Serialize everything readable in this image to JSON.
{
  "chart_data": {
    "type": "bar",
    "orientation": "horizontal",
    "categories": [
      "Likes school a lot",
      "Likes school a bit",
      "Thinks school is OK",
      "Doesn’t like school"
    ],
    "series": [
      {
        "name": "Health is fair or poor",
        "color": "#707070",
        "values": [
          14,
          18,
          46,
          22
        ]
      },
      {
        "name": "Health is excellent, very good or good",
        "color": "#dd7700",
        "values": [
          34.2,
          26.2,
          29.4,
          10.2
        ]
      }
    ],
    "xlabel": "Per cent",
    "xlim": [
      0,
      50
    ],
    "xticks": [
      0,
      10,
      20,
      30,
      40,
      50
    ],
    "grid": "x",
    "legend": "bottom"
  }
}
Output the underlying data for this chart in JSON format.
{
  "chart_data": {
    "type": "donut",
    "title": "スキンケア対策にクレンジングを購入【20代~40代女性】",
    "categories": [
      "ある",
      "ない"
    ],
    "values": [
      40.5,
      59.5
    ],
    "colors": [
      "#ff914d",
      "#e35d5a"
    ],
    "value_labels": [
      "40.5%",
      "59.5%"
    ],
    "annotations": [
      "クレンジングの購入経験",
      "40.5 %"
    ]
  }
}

◆ Problem description ◆
Reproduce the records above exactly, starting with the line that contains "Output the underlying" and ending with the last line.

◆ Exercise output ◆
Output the underlying data for this chart in JSON format.
{
  "chart_data": {
    "type": "donut",
    "title": "スキンケア対策にクレンジングを購入【20代~40代女性】",
    "categories": [
      "ある",
      "ない"
    ],
    "values": [
      40.5,
      59.5
    ],
    "colors": [
      "#ff914d",
      "#e35d5a"
    ],
    "value_labels": [
      "40.5%",
      "59.5%"
    ],
    "annotations": [
      "クレンジングの購入経験",
      "40.5 %"
    ]
  }
}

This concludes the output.